Drawing to an Inside Straight


Drooling and unshaven, the state of Oregon lies slumped in its chair, wracked by uncontrollable need. The once-proud state's hands scrabble clawlike through hundreds of bars and restaurants, trying desperately to assemble enough cash for one more fix. "I can quit any time I want to," it mutters aloud. "Next biennium, maybe, I'll give it up."

But not this biennium, thinks the state. This biennium I need it too badly. Scraping up the last of the precious lottery funds, the governmental entity hurriedly injects the cash directly into its revenue stream, feeling the warm rush of over half a billion dollars flowing through its coffers.

The sickness began back in 1984, when Oregonians approved a pair of measures enabling Salem to dabble with an increasingly popular drug-delivery system known as the state lottery. Within a few years, legislators were already feeding a $55 million-a-year lottery habit.

------------------------------------------------------------------------

### Given instruction A
Rewrite the passage on Oregon's lottery, everything from "The sickness began" down to "million-a-year lottery habit.", changing "state lottery" to "public lottery".

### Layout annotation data
------------------------------------------------------------------------

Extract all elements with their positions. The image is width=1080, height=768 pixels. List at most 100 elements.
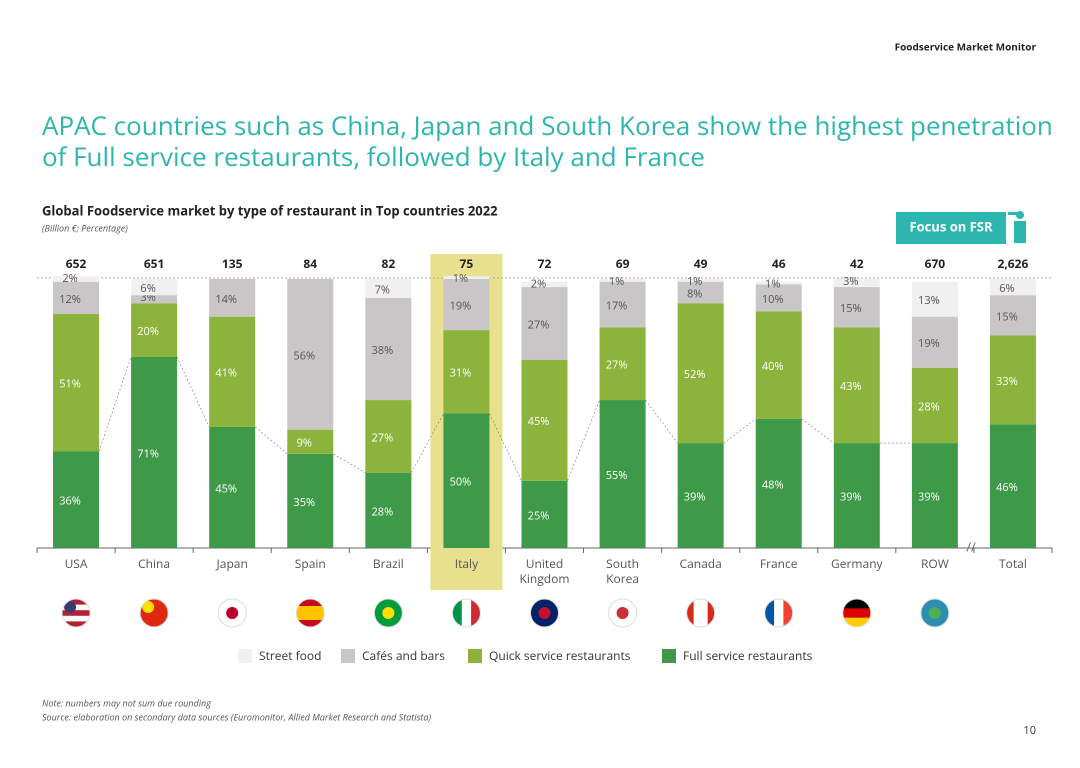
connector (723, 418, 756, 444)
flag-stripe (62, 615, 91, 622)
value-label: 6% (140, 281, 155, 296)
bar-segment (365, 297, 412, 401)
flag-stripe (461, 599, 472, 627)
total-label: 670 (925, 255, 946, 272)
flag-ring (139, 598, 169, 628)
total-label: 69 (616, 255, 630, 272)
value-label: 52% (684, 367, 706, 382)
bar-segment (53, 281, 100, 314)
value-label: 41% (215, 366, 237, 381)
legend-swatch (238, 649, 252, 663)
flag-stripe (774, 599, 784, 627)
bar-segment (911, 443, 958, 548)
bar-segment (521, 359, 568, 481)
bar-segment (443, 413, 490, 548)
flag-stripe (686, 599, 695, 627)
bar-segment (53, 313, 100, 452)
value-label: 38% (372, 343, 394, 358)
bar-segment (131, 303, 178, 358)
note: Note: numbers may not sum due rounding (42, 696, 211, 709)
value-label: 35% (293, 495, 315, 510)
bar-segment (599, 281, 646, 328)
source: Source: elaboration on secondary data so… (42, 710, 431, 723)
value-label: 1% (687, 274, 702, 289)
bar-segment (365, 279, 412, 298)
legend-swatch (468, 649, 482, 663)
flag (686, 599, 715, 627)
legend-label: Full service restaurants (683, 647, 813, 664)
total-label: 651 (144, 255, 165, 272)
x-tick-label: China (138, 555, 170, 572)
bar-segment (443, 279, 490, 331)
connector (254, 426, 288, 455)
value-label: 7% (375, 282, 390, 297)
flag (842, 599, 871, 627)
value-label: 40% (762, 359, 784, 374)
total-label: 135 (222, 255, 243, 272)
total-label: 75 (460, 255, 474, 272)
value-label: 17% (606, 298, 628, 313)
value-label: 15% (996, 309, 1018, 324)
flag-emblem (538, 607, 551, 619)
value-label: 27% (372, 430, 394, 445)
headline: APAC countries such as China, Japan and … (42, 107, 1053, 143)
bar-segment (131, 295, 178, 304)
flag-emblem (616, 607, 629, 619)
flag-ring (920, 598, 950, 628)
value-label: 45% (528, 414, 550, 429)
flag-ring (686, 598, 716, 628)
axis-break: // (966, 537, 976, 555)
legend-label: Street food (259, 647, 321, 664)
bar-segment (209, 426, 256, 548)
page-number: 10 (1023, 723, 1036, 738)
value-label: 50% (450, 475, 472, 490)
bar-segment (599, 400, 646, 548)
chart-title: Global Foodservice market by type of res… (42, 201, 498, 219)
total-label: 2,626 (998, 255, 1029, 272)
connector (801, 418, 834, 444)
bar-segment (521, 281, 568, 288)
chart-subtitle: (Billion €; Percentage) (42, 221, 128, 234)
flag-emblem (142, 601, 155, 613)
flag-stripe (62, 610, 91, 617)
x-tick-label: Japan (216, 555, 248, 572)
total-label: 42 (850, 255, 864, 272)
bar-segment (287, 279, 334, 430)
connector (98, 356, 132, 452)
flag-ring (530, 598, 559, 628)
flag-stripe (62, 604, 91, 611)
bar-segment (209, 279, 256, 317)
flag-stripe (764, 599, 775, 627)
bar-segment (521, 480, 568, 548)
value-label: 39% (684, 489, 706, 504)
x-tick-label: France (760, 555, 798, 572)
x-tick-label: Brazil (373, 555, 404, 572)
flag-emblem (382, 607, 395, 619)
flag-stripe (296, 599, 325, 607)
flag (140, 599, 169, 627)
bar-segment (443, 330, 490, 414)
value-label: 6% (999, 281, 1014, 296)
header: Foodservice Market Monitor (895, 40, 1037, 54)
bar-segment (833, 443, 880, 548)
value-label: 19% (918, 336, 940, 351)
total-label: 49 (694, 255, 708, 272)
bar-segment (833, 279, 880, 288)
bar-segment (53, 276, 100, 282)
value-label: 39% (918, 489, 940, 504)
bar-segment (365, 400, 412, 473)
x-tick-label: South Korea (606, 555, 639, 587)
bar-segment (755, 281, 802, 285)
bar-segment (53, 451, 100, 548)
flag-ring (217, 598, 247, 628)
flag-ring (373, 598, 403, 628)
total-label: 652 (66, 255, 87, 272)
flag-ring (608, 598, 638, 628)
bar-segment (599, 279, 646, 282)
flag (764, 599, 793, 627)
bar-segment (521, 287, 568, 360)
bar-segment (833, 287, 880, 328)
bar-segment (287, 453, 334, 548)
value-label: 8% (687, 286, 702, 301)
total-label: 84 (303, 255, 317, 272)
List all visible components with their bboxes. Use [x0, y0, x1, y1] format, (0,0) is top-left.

------------------------------------------------------------------------

### Given instruction B
How many lines of the records contain the string "chart"? Reply with the number alone.

### Exercise response A
The sickness began back in 1984, when Oregonians approved a pair of measures enabling Salem to dabble with an increasingly popular drug-delivery system known as the public lottery. Within a few years, legislators were already feeding a $55 million-a-year lottery habit.

### Exercise response B
2